## Problem description:
Would you write out the listing verbatim and skip every picture in it?

Data items
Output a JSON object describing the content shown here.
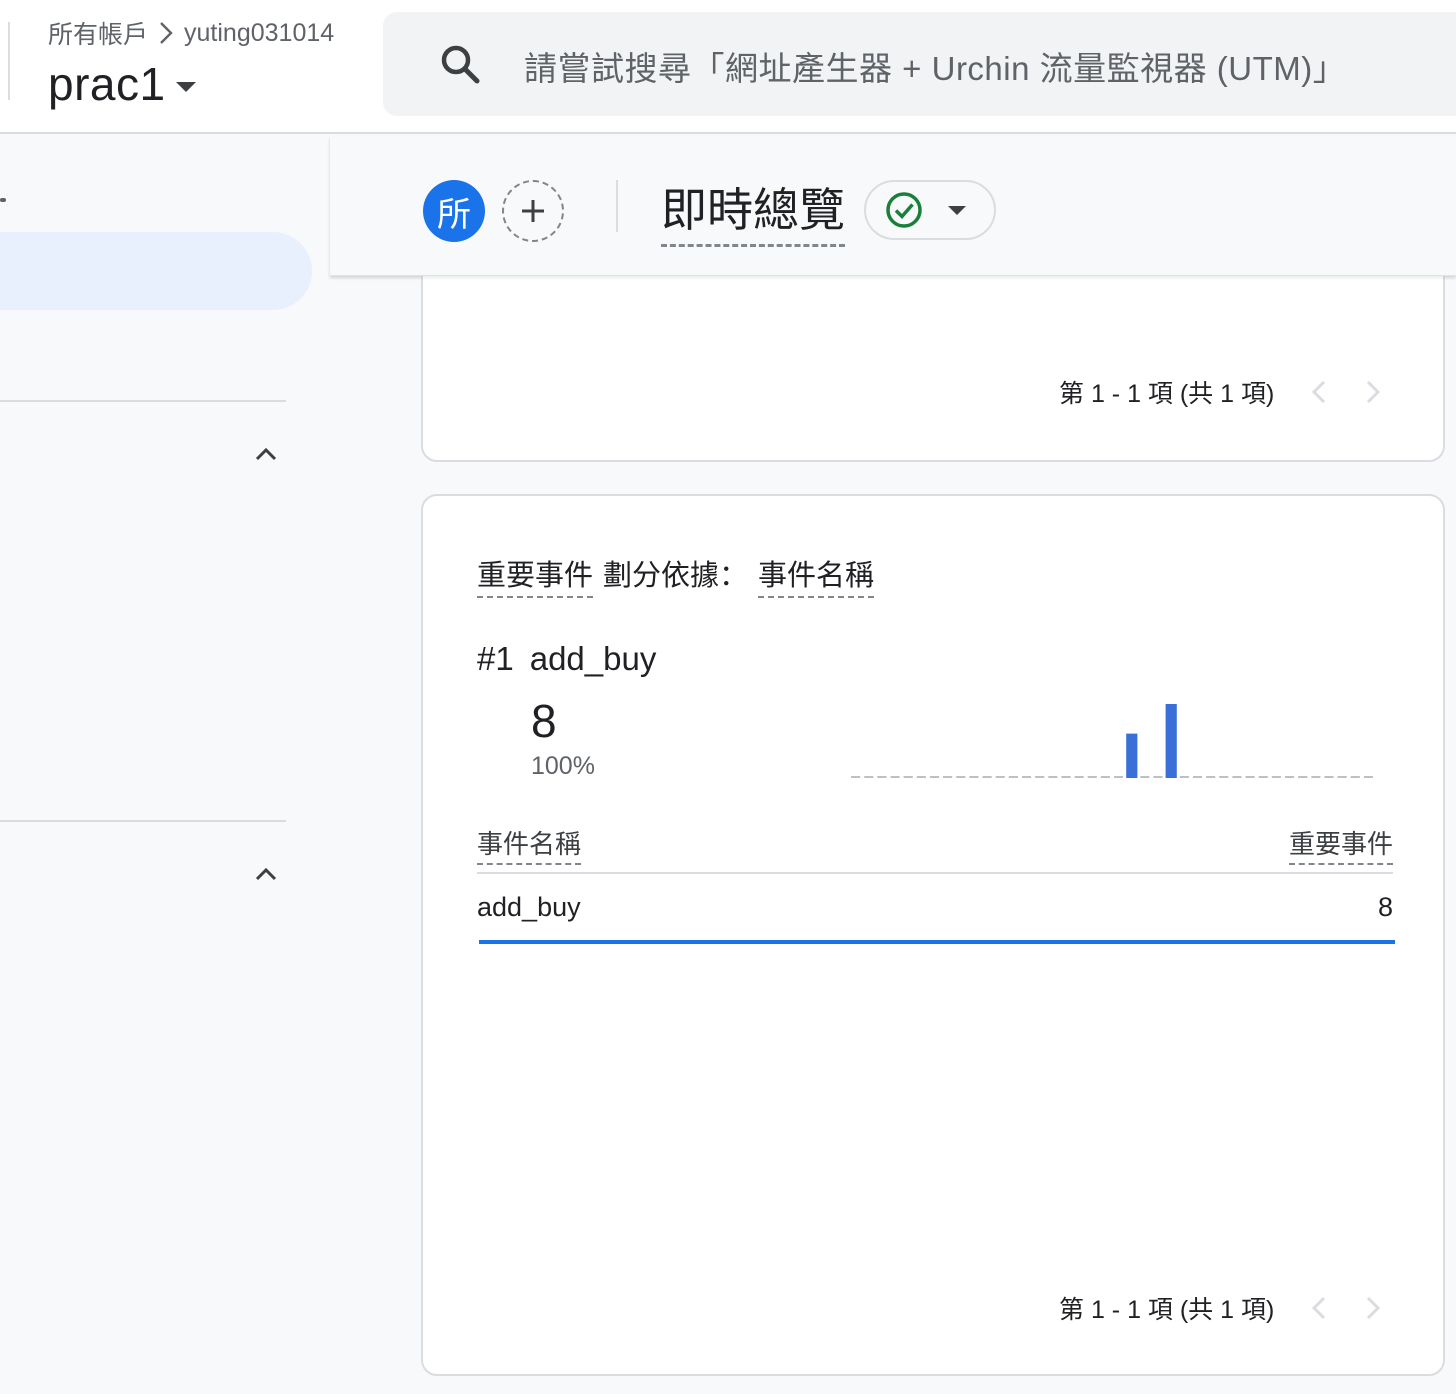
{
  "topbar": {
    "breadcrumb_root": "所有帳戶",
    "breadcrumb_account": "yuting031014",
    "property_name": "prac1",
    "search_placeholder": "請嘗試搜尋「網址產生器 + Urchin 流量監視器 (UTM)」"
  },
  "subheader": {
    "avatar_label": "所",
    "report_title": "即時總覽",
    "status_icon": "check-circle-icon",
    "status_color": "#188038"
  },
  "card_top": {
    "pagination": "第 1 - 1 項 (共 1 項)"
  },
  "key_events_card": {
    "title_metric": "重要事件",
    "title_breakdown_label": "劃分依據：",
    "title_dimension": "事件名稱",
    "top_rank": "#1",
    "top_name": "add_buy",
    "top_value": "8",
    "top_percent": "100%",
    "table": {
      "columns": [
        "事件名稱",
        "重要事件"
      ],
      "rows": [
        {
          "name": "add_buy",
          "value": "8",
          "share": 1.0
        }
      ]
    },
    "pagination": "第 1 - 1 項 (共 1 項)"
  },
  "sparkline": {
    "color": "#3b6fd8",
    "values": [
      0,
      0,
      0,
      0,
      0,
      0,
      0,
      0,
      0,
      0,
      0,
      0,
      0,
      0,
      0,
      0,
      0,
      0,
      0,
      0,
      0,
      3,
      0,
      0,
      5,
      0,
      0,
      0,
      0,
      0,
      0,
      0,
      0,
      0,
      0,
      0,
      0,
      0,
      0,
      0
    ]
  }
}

## Solution to the exercise:
Output a JSON object describing the content shown here.
{
  "topbar": {
    "breadcrumb_root": "所有帳戶",
    "breadcrumb_account": "yuting031014",
    "property_name": "prac1",
    "search_placeholder": "請嘗試搜尋「網址產生器 + Urchin 流量監視器 (UTM)」"
  },
  "subheader": {
    "avatar_label": "所",
    "report_title": "即時總覽",
    "status_icon": "check-circle-icon",
    "status_color": "#188038"
  },
  "card_top": {
    "pagination": "第 1 - 1 項 (共 1 項)"
  },
  "key_events_card": {
    "title_metric": "重要事件",
    "title_breakdown_label": "劃分依據：",
    "title_dimension": "事件名稱",
    "top_rank": "#1",
    "top_name": "add_buy",
    "top_value": "8",
    "top_percent": "100%",
    "table": {
      "columns": [
        "事件名稱",
        "重要事件"
      ],
      "rows": [
        {
          "name": "add_buy",
          "value": "8",
          "share": 1.0
        }
      ]
    },
    "pagination": "第 1 - 1 項 (共 1 項)"
  },
  "sparkline": {
    "color": "#3b6fd8",
    "values": [
      0,
      0,
      0,
      0,
      0,
      0,
      0,
      0,
      0,
      0,
      0,
      0,
      0,
      0,
      0,
      0,
      0,
      0,
      0,
      0,
      0,
      3,
      0,
      0,
      5,
      0,
      0,
      0,
      0,
      0,
      0,
      0,
      0,
      0,
      0,
      0,
      0,
      0,
      0,
      0
    ]
  }
}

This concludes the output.